Collected data:
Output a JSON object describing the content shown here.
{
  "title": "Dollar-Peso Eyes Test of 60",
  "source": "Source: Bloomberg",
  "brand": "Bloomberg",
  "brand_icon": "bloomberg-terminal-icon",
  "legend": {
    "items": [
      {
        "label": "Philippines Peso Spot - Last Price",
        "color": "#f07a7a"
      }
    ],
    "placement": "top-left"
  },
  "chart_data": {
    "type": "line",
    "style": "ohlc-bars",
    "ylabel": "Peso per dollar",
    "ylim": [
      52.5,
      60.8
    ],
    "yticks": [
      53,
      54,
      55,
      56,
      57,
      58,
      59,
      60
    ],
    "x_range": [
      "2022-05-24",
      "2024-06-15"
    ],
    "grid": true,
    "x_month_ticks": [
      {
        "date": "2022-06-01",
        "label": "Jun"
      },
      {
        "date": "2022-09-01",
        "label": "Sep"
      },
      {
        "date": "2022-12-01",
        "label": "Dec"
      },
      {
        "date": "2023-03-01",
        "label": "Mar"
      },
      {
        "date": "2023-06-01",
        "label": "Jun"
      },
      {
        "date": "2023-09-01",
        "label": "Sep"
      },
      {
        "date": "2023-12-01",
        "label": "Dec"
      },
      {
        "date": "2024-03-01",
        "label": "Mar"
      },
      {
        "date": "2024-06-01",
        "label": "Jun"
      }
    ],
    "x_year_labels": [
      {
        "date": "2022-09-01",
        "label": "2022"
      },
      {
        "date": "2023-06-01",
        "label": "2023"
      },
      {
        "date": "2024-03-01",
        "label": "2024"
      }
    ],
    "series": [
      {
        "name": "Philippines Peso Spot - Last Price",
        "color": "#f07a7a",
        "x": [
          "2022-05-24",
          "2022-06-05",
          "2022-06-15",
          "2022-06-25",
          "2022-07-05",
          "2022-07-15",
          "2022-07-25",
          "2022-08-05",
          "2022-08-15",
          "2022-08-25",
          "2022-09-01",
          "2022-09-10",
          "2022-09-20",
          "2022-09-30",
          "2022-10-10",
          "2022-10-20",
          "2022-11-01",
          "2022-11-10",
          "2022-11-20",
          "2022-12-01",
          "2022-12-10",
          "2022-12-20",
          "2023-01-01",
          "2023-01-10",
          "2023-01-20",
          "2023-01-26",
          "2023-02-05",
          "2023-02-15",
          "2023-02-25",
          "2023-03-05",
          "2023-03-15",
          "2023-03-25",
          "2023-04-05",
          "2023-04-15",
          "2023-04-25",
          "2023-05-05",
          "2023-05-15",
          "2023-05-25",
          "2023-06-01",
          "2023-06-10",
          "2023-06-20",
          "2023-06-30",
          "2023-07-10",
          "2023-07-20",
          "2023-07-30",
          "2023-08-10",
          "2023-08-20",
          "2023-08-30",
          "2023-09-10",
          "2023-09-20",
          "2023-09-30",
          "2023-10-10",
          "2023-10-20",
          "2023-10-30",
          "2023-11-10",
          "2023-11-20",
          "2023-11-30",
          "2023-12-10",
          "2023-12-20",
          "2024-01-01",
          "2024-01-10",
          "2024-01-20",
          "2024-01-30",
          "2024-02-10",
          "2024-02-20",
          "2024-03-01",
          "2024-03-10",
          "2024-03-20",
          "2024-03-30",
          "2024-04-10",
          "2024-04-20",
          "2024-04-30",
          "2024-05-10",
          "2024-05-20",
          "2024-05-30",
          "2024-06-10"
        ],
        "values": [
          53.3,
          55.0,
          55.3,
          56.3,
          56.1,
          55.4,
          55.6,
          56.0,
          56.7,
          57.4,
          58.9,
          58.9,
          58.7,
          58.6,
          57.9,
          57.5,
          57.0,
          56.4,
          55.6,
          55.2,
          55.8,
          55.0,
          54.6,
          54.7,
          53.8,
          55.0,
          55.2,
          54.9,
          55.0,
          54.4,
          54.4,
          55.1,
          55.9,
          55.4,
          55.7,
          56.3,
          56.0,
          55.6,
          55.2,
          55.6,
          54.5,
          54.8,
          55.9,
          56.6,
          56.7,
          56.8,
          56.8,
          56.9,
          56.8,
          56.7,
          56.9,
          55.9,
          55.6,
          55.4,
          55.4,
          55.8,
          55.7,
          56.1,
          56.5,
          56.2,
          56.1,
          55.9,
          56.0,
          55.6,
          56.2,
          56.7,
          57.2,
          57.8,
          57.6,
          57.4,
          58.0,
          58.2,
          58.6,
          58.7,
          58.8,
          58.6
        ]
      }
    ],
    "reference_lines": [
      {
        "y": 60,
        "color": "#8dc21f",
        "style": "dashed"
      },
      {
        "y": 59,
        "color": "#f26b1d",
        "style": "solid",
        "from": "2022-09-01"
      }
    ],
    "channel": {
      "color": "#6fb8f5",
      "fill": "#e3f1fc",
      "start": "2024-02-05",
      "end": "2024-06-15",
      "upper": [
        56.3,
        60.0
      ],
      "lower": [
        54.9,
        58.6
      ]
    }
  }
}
---
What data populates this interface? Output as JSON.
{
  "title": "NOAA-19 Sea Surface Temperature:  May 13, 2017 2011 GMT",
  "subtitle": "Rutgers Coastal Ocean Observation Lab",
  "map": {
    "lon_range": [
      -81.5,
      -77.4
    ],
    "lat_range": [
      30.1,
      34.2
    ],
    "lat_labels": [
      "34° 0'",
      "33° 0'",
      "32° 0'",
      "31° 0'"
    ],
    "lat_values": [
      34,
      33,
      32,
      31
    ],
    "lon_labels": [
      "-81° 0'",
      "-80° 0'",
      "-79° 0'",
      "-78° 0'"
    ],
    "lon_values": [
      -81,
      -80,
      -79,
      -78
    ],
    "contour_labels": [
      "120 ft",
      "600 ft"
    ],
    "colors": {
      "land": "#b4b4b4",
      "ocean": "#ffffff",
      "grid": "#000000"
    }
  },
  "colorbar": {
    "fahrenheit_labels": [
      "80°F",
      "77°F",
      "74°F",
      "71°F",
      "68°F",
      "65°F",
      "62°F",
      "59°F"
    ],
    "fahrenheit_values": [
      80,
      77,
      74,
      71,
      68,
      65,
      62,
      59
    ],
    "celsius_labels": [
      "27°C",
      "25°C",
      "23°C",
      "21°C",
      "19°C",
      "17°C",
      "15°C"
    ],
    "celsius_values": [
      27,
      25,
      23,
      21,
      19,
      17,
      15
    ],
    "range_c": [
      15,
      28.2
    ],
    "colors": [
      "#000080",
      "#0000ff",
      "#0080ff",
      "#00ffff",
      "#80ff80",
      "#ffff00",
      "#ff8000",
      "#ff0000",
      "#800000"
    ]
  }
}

What you should do => Find every line that has "Philippines" in it, then return those lines.

Complete response =>
        "label": "Philippines Peso Spot - Last Price",
        "name": "Philippines Peso Spot - Last Price",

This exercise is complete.